start
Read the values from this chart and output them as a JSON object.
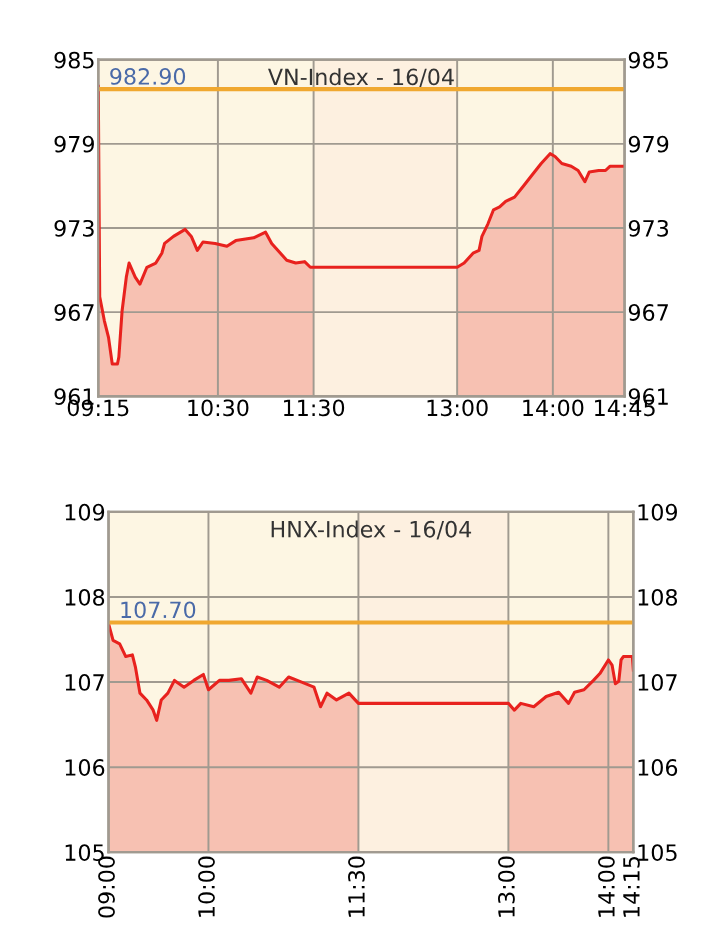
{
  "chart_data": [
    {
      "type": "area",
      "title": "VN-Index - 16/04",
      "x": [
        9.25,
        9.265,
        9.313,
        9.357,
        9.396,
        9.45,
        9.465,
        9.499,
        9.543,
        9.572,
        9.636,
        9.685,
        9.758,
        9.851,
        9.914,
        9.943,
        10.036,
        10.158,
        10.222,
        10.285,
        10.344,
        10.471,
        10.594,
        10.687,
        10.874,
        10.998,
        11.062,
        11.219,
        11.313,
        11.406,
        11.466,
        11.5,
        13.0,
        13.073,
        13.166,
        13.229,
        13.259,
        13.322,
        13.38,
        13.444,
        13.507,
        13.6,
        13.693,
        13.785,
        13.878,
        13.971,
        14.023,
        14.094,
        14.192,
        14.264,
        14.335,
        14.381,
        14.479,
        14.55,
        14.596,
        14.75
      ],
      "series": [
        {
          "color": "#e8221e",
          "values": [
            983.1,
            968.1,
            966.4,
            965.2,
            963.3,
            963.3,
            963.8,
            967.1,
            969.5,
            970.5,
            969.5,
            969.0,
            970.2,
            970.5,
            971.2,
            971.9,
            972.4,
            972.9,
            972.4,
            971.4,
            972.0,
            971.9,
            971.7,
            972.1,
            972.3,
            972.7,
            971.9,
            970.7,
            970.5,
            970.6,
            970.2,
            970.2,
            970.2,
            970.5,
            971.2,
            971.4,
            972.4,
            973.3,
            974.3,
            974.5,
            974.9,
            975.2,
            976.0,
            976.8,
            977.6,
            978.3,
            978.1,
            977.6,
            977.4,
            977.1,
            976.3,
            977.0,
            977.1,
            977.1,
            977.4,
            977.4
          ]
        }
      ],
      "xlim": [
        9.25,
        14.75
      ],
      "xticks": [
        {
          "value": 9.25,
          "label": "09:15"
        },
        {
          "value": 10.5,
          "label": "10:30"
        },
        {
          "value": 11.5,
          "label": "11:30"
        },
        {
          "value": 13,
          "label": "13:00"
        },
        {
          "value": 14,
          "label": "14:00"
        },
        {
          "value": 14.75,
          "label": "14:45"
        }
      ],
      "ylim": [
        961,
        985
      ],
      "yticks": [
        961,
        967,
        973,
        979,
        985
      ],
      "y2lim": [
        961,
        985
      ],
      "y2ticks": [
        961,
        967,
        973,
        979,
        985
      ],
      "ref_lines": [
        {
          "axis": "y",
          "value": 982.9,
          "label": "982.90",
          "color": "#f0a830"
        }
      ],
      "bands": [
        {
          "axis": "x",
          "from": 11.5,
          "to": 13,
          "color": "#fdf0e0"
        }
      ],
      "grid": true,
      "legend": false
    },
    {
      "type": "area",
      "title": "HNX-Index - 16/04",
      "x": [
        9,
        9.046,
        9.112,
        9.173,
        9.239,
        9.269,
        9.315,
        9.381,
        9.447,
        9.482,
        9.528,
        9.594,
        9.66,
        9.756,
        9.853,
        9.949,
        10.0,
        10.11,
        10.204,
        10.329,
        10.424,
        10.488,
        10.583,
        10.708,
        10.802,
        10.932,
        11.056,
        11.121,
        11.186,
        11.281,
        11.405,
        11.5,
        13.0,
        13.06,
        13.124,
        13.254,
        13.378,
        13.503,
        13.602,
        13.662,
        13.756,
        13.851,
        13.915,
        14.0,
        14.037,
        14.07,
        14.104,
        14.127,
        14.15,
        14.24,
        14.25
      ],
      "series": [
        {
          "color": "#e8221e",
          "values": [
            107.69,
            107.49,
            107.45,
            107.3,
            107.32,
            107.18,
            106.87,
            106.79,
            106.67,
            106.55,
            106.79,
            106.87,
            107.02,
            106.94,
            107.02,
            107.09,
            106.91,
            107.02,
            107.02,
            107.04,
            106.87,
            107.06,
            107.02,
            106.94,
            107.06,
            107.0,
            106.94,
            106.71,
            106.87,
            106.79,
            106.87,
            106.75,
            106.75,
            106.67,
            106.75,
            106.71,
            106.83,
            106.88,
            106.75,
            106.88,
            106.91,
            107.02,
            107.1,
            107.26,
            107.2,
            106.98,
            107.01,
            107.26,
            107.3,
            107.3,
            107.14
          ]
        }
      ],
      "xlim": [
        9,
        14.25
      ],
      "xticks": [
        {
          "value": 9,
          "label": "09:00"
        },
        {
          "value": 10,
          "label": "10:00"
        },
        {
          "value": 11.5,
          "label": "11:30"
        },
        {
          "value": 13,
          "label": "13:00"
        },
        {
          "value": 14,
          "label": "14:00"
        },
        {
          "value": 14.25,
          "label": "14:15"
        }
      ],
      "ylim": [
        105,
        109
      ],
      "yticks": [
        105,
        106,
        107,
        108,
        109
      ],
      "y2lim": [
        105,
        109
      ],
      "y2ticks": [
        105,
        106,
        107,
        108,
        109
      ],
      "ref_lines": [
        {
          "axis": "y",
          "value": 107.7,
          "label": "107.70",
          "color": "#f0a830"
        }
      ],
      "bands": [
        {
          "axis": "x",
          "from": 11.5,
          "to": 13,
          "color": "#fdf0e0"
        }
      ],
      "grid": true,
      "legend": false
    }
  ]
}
end
Given exercise> Among the entries, how many lines include the word "Index"? Answer with a single number and nothing further.

Solution for this task> 2